## PROBLEM DETAILS
What follows is a block of records; restate each one word for word.

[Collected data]
— BEGIN —

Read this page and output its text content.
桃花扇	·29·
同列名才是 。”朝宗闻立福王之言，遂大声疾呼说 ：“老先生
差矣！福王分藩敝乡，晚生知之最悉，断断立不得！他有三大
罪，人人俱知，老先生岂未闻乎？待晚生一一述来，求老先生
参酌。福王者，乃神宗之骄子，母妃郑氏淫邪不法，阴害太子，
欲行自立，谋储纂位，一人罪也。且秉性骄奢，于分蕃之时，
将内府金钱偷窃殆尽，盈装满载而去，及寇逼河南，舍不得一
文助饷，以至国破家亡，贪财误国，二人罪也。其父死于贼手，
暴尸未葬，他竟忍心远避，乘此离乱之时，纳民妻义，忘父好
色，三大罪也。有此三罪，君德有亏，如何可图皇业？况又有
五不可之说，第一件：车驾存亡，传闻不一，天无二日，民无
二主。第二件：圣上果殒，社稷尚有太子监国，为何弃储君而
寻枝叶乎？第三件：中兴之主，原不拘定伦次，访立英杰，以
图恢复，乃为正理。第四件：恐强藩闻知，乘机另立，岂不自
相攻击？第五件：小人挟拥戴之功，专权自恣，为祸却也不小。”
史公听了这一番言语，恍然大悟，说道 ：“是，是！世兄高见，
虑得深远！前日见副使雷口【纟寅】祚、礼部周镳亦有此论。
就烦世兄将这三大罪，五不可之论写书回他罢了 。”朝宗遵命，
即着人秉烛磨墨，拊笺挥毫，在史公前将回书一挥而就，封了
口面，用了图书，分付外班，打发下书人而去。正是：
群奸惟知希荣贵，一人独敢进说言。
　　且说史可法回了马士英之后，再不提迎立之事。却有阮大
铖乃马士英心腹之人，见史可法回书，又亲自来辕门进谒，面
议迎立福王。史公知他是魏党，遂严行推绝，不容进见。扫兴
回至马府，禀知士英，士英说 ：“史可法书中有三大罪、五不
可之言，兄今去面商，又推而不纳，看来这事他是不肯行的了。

— END —

## FINAL RESULT
Read this page and output its text content.
桃花扇	·29·
同列名才是 。”朝宗闻立福王之言，遂大声疾呼说 ：“老先生
差矣！福王分藩敝乡，晚生知之最悉，断断立不得！他有三大
罪，人人俱知，老先生岂未闻乎？待晚生一一述来，求老先生
参酌。福王者，乃神宗之骄子，母妃郑氏淫邪不法，阴害太子，
欲行自立，谋储纂位，一人罪也。且秉性骄奢，于分蕃之时，
将内府金钱偷窃殆尽，盈装满载而去，及寇逼河南，舍不得一
文助饷，以至国破家亡，贪财误国，二人罪也。其父死于贼手，
暴尸未葬，他竟忍心远避，乘此离乱之时，纳民妻义，忘父好
色，三大罪也。有此三罪，君德有亏，如何可图皇业？况又有
五不可之说，第一件：车驾存亡，传闻不一，天无二日，民无
二主。第二件：圣上果殒，社稷尚有太子监国，为何弃储君而
寻枝叶乎？第三件：中兴之主，原不拘定伦次，访立英杰，以
图恢复，乃为正理。第四件：恐强藩闻知，乘机另立，岂不自
相攻击？第五件：小人挟拥戴之功，专权自恣，为祸却也不小。”
史公听了这一番言语，恍然大悟，说道 ：“是，是！世兄高见，
虑得深远！前日见副使雷口【纟寅】祚、礼部周镳亦有此论。
就烦世兄将这三大罪，五不可之论写书回他罢了 。”朝宗遵命，
即着人秉烛磨墨，拊笺挥毫，在史公前将回书一挥而就，封了
口面，用了图书，分付外班，打发下书人而去。正是：
群奸惟知希荣贵，一人独敢进说言。
　　且说史可法回了马士英之后，再不提迎立之事。却有阮大
铖乃马士英心腹之人，见史可法回书，又亲自来辕门进谒，面
议迎立福王。史公知他是魏党，遂严行推绝，不容进见。扫兴
回至马府，禀知士英，士英说 ：“史可法书中有三大罪、五不
可之言，兄今去面商，又推而不纳，看来这事他是不肯行的了。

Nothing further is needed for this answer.